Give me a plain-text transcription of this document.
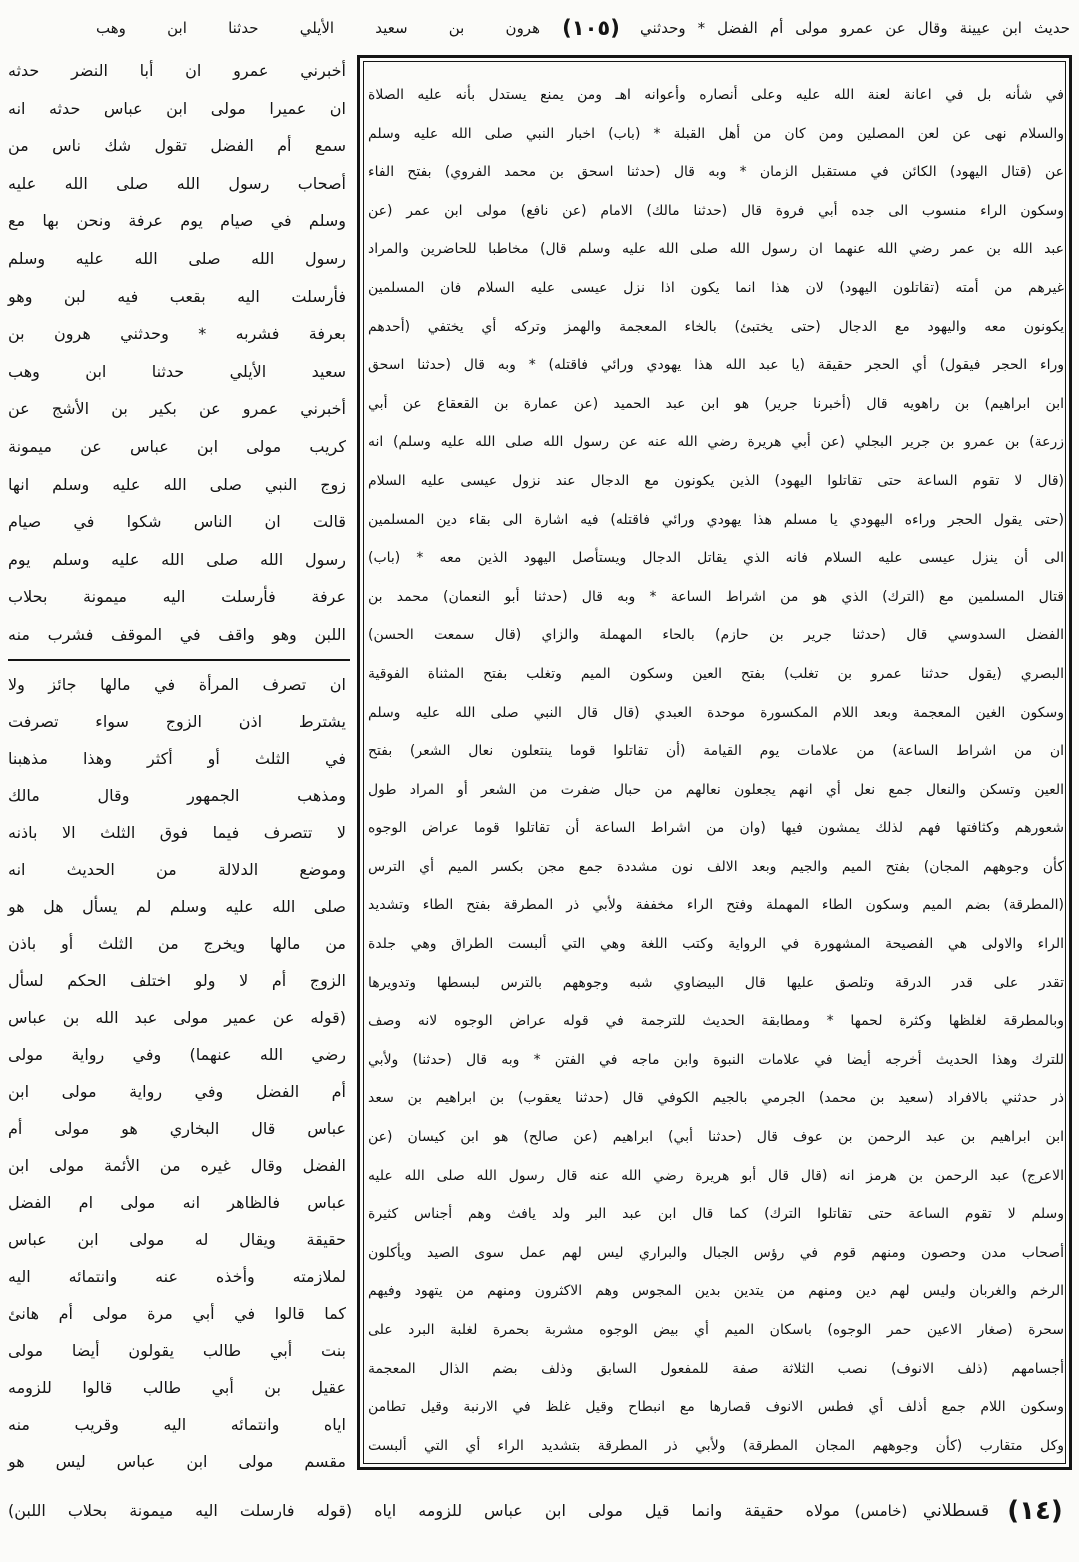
حديث ابن عيينة وقال عن عمرو مولى أم الفضل * وحدثني
(١٠٥)
هرون بن سعيد الأيلي حدثنا ابن وهب
في شأنه بل في اعانة لعنة الله عليه وعلى أنصاره وأعوانه اهـ ومن يمنع يستدل بأنه عليه الصلاة
والسلام نهى عن لعن المصلين ومن كان من أهل القبلة * (باب) اخبار النبي صلى الله عليه وسلم
عن (قتال اليهود) الكائن في مستقبل الزمان * وبه قال (حدثنا اسحق بن محمد الفروي) بفتح الفاء
وسكون الراء منسوب الى جده أبي فروة قال (حدثنا مالك) الامام (عن نافع) مولى ابن عمر (عن
عبد الله بن عمر رضي الله عنهما ان رسول الله صلى الله عليه وسلم قال) مخاطبا للحاضرين والمراد
غيرهم من أمته (تقاتلون اليهود) لان هذا انما يكون اذا نزل عيسى عليه السلام فان المسلمين
يكونون معه واليهود مع الدجال (حتى يختبئ) بالخاء المعجمة والهمز وتركه أي يختفي (أحدهم
وراء الحجر فيقول) أي الحجر حقيقة (يا عبد الله هذا يهودي ورائي فاقتله) * وبه قال (حدثنا اسحق
ابن ابراهيم) بن راهويه قال (أخبرنا جرير) هو ابن عبد الحميد (عن عمارة بن القعقاع عن أبي
زرعة) بن عمرو بن جرير البجلي (عن أبي هريرة رضي الله عنه عن رسول الله صلى الله عليه وسلم) انه
(قال لا تقوم الساعة حتى تقاتلوا اليهود) الذين يكونون مع الدجال عند نزول عيسى عليه السلام
(حتى يقول الحجر وراءه اليهودي يا مسلم هذا يهودي ورائي فاقتله) فيه اشارة الى بقاء دين المسلمين
الى أن ينزل عيسى عليه السلام فانه الذي يقاتل الدجال ويستأصل اليهود الذين معه * (باب)
قتال المسلمين مع (الترك) الذي هو من اشراط الساعة * وبه قال (حدثنا أبو النعمان) محمد بن
الفضل السدوسي قال (حدثنا جرير بن حازم) بالحاء المهملة والزاي (قال سمعت الحسن)
البصري (يقول حدثنا عمرو بن تغلب) بفتح العين وسكون الميم وتغلب بفتح المثناة الفوقية
وسكون الغين المعجمة وبعد اللام المكسورة موحدة العبدي (قال قال النبي صلى الله عليه وسلم
ان من اشراط الساعة) من علامات يوم القيامة (أن تقاتلوا قوما ينتعلون نعال الشعر) بفتح
العين وتسكن والنعال جمع نعل أي انهم يجعلون نعالهم من حبال ضفرت من الشعر أو المراد طول
شعورهم وكثافتها فهم لذلك يمشون فيها (وان من اشراط الساعة أن تقاتلوا قوما عراض الوجوه
كأن وجوههم المجان) بفتح الميم والجيم وبعد الالف نون مشددة جمع مجن بكسر الميم أي الترس
(المطرقة) بضم الميم وسكون الطاء المهملة وفتح الراء مخففة ولأبي ذر المطرقة بفتح الطاء وتشديد
الراء والاولى هي الفصيحة المشهورة في الرواية وكتب اللغة وهي التي ألبست الطراق وهي جلدة
تقدر على قدر الدرقة وتلصق عليها قال البيضاوي شبه وجوههم بالترس لبسطها وتدويرها
وبالمطرقة لغلظها وكثرة لحمها * ومطابقة الحديث للترجمة في قوله عراض الوجوه لانه وصف
للترك وهذا الحديث أخرجه أيضا في علامات النبوة وابن ماجه في الفتن * وبه قال (حدثنا) ولأبي
ذر حدثني بالافراد (سعيد بن محمد) الجرمي بالجيم الكوفي قال (حدثنا يعقوب) بن ابراهيم بن سعد
ابن ابراهيم بن عبد الرحمن بن عوف قال (حدثنا أبي) ابراهيم (عن صالح) هو ابن كيسان (عن
الاعرج) عبد الرحمن بن هرمز انه (قال قال أبو هريرة رضي الله عنه قال رسول الله صلى الله عليه
وسلم لا تقوم الساعة حتى تقاتلوا الترك) كما قال ابن عبد البر ولد يافث وهم أجناس كثيرة
أصحاب مدن وحصون ومنهم قوم في رؤس الجبال والبراري ليس لهم عمل سوى الصيد ويأكلون
الرخم والغربان وليس لهم دين ومنهم من يتدين بدين المجوس وهم الاكثرون ومنهم من يتهود وفيهم
سحرة (صغار الاعين حمر الوجوه) باسكان الميم أي بيض الوجوه مشربة بحمرة لغلبة البرد على
أجسامهم (ذلف الانوف) نصب الثلاثة صفة للمفعول السابق وذلف بضم الذال المعجمة
وسكون اللام جمع أذلف أي فطس الانوف قصارها مع انبطاح وقيل غلظ في الارنبة وقيل تطامن
وكل متقارب (كأن وجوههم المجان المطرقة) ولأبي ذر المطرقة بتشديد الراء أي التي ألبست
أخبرني عمرو ان أبا النضر حدثه
ان عميرا مولى ابن عباس حدثه انه
سمع أم الفضل تقول شك ناس من
أصحاب رسول الله صلى الله عليه
وسلم في صيام يوم عرفة ونحن بها مع
رسول الله صلى الله عليه وسلم
فأرسلت اليه بقعب فيه لبن وهو
بعرفة فشربه * وحدثني هرون بن
سعيد الأيلي حدثنا ابن وهب
أخبرني عمرو عن بكير بن الأشج عن
كريب مولى ابن عباس عن ميمونة
زوج النبي صلى الله عليه وسلم انها
قالت ان الناس شكوا في صيام
رسول الله صلى الله عليه وسلم يوم
عرفة فأرسلت اليه ميمونة بحلاب
اللبن وهو واقف في الموقف فشرب منه
ان تصرف المرأة في مالها جائز ولا
يشترط اذن الزوج سواء تصرفت
في الثلث أو أكثر وهذا مذهبنا
ومذهب الجمهور وقال مالك
لا تتصرف فيما فوق الثلث الا باذنه
وموضع الدلالة من الحديث انه
صلى الله عليه وسلم لم يسأل هل هو
من مالها ويخرج من الثلث أو باذن
الزوج أم لا ولو اختلف الحكم لسأل
(قوله عن عمير مولى عبد الله بن عباس
رضي الله عنهما) وفي رواية مولى
أم الفضل وفي رواية مولى ابن
عباس قال البخاري هو مولى أم
الفضل وقال غيره من الأئمة مولى ابن
عباس فالظاهر انه مولى ام الفضل
حقيقة ويقال له مولى ابن عباس
لملازمته وأخذه عنه وانتمائه اليه
كما قالوا في أبي مرة مولى أم هانئ
بنت أبي طالب يقولون أيضا مولى
عقيل بن أبي طالب قالوا للزومه
اياه وانتمائه اليه وقريب منه
مقسم مولى ابن عباس ليس هو
(١٤)
قسطلاني
(خامس)
مولاه حقيقة وانما قيل مولى ابن عباس للزومه اياه (قوله فارسلت اليه ميمونة بحلاب اللبن)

=======

▸ **Set problem**
Return all lines of the material above in which the word "هرون" occurs.

▸ **Output for this exercise**
هرون بن سعيد الأيلي حدثنا ابن وهب
بعرفة فشربه * وحدثني هرون بن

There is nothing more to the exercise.